**Work to complete**
Wherever a line in the data below holds "WebLogic", copy that line.

— START OF Available records —

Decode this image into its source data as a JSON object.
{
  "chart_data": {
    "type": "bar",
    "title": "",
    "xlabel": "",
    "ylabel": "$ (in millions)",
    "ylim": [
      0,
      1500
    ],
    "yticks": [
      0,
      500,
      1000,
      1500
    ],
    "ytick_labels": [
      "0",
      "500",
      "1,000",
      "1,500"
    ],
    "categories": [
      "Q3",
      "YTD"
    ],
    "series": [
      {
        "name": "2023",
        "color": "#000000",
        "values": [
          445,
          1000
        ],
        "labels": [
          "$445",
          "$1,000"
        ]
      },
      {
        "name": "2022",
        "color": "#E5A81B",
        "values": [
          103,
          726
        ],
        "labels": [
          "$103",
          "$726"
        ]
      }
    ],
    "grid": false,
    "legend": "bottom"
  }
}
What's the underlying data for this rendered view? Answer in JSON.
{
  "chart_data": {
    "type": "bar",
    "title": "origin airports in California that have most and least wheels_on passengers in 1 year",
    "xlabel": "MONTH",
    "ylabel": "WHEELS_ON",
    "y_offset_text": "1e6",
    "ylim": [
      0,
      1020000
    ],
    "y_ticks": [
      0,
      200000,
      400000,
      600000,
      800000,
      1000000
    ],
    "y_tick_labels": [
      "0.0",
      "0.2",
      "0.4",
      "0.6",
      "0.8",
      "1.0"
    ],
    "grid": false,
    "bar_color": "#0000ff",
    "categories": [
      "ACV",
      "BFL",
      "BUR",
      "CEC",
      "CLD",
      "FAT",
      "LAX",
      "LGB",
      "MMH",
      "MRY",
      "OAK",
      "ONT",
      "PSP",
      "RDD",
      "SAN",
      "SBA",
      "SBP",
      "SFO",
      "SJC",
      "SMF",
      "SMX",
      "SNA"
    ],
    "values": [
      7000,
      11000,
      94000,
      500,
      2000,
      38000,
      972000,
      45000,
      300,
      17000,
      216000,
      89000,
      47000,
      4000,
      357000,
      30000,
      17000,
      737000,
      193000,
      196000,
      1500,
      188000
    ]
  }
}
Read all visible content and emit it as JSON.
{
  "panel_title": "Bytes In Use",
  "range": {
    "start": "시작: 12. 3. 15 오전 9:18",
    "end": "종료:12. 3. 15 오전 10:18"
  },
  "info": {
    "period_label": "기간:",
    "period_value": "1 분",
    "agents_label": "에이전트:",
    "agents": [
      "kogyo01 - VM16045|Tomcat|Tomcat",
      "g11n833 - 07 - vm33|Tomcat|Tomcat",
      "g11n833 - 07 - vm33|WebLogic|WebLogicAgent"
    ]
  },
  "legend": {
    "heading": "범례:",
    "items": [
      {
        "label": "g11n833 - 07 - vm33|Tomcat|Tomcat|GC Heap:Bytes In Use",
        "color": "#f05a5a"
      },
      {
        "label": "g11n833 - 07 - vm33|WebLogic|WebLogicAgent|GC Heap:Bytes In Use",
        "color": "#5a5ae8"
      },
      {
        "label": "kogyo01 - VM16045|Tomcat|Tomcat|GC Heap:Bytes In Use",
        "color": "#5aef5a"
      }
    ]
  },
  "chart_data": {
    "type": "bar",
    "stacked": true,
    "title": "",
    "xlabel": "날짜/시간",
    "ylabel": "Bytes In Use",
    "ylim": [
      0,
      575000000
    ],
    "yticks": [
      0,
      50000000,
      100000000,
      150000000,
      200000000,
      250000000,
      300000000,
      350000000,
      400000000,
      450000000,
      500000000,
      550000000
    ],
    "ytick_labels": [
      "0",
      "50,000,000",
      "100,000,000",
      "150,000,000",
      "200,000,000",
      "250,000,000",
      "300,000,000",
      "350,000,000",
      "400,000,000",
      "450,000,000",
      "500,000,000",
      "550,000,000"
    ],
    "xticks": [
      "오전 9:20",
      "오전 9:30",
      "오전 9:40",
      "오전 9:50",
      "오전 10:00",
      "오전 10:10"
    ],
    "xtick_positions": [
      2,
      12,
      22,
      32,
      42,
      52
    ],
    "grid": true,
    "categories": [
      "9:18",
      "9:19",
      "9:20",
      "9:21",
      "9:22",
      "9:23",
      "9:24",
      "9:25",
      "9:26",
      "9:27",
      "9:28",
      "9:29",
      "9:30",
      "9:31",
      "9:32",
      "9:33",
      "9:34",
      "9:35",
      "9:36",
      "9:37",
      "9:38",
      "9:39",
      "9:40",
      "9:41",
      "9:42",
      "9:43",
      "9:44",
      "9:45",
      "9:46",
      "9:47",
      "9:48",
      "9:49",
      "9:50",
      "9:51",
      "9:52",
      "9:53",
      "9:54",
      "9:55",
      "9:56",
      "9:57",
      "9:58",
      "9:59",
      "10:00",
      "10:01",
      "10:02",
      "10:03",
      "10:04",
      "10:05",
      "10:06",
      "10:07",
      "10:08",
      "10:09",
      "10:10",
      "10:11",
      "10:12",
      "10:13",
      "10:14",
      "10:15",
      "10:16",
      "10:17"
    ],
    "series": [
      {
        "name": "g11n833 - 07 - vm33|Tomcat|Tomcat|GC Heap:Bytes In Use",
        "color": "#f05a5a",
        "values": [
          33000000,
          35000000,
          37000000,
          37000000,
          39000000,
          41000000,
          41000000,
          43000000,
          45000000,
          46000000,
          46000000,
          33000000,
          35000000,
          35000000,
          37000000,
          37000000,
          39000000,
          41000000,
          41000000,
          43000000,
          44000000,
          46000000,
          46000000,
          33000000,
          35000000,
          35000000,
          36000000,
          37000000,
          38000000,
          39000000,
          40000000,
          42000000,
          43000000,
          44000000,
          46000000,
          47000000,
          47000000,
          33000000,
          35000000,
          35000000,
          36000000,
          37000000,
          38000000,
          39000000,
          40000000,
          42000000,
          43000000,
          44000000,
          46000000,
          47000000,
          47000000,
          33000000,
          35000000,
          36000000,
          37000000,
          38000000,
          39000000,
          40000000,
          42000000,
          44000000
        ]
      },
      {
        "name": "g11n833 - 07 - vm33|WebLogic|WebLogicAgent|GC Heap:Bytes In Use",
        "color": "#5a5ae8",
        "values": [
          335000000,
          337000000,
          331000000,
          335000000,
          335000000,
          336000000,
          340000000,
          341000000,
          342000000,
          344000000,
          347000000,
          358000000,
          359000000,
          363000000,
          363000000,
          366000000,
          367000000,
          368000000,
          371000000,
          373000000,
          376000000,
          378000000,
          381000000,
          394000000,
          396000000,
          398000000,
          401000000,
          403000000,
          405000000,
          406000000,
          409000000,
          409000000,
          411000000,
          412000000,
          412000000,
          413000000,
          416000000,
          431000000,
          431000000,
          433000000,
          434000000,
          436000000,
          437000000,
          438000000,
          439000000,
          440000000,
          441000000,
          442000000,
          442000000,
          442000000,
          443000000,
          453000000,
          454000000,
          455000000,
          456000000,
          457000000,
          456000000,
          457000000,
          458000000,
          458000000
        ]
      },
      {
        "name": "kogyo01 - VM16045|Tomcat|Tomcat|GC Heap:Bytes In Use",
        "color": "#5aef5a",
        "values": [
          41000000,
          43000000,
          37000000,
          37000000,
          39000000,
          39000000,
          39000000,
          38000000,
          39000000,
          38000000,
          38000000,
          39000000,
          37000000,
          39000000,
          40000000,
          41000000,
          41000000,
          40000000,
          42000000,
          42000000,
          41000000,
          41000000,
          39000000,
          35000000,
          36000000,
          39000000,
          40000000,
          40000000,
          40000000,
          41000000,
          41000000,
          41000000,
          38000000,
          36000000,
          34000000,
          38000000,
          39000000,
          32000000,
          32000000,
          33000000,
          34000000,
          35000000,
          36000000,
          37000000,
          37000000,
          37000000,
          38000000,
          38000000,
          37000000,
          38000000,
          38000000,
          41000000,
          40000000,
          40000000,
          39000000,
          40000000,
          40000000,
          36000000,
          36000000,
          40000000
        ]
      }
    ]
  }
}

— END OF Available records —

**The answer**
      "g11n833 - 07 - vm33|WebLogic|WebLogicAgent"
        "label": "g11n833 - 07 - vm33|WebLogic|WebLogicAgent|GC Heap:Bytes In Use",
        "name": "g11n833 - 07 - vm33|WebLogic|WebLogicAgent|GC Heap:Bytes In Use",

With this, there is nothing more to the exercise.